#### THE TASKS:
(a) From the project description, list every action that the live monitoring dashboard lets users perform.
(b) Answer these from the project description:
(i) Which programming language and framework is Tailtv built with?
(ii) What does each Tailtv device use to run person detection?
(iii) What is the Tailcloud file browser frontend built with?

#### READING TEXT:
-- -- --

Tailcloud is a file management UI built on top of Tailscale Drive. It:

  • discovers machines and shared folders across the tailnet
  • browses files through a clean, drive-style interface
  • previews supported files
  • uploads, downloads, renames, and deletes files
  • creates new shared folders
  • adds comments to files
  • generates password-protected public share links with QR codes
  • supports optional one-time public links using Tailscale Funnel and Serve

How they work together

Tailtv records clips locally, and Tailscale provides the secure network path between devices. Tailcloud then makes those Tailscale-accessible files much easier to find, open, manage, and share.

In short: we leveraged features that Tailscale already had and make it far more usable.

How we built it

We built the project as three connected layers:

1. Tailtv edge device

Tailtv is built with Python and FastAPI. On each device, it:

  • captures frames from a camera feed
  • runs motion detection with OpenCV
  • runs person detection with YOLOv8
  • records short MP4 clips, with optional audio
  • exposes local APIs for live streaming, snapshots, and clip retrieval

2. Tailtv dashboard

We also built a live monitoring dashboard for the camera side, which lets users:

  • view live camera feeds
  • see recent alert events
  • open recorded clips
  • proxy camera streams and clips through a central backend
  • monitor battery, Wi-Fi, motion, and recording state

This gives the Tailtv side a polished control-room experience instead of a raw device API.

3. Tailcloud storage layer

Tailcloud uses:

  • a Go backend to talk to Tailscale Drive and WebDAV
  • a React + Vite frontend for the file browser UI
  • Tailscale Serve and Funnel for secure public sharing flows

The backend discovers machines and shares across the tailnet, handles local and remote file operations, and creates public links for content when needed.

-- -- --

(Source data)

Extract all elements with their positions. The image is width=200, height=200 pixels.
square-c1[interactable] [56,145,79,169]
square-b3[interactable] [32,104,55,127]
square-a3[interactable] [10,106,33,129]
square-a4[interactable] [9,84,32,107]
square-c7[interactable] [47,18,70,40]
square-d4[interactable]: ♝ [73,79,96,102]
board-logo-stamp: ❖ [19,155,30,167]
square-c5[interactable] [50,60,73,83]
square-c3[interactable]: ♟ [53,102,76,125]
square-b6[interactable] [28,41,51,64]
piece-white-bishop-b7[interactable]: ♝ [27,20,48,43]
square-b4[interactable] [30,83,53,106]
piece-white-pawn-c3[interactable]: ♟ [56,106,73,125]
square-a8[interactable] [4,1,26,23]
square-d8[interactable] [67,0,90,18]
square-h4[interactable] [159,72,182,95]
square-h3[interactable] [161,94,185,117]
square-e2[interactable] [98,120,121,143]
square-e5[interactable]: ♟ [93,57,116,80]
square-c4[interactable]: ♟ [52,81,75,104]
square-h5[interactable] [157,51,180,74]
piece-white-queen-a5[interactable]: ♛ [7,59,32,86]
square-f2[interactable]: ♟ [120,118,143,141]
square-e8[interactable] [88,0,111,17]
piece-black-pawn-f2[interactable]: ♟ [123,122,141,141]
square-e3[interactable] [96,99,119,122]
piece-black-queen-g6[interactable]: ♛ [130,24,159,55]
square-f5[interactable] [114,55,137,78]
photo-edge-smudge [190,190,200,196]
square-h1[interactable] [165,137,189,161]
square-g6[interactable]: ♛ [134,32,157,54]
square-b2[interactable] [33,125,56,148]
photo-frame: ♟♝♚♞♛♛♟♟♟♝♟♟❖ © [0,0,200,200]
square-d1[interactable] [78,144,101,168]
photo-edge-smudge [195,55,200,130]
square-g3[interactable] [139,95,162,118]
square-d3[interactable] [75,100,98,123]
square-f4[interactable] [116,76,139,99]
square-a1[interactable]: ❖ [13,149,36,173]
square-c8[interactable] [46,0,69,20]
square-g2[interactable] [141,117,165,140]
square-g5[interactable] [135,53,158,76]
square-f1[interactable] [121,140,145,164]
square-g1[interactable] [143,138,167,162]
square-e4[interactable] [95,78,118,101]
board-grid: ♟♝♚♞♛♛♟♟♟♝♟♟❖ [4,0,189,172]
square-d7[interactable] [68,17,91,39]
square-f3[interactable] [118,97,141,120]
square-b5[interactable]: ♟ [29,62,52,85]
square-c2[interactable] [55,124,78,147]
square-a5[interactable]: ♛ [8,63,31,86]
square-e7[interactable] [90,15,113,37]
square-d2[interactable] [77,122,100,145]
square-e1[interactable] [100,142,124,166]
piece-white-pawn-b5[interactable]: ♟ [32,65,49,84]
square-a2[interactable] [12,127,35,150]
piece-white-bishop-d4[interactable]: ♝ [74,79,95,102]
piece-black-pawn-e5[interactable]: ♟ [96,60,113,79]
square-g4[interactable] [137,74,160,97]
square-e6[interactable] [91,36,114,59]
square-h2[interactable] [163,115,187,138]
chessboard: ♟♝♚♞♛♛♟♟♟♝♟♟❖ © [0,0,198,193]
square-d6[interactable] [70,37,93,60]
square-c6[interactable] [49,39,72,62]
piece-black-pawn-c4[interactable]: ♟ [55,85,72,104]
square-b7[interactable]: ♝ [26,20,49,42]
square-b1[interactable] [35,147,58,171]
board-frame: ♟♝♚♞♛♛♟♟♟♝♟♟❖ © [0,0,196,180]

-- -- --

#### RESPONSES BY TASK:
(a)
- View live camera feeds
- See recent alert events
- Open recorded clips
- Proxy camera streams and clips through a central backend
- Monitor battery, Wi-Fi, motion, and recording state

(b)
(i) Python and FastAPI
(ii) YOLOv8
(iii) React + Vite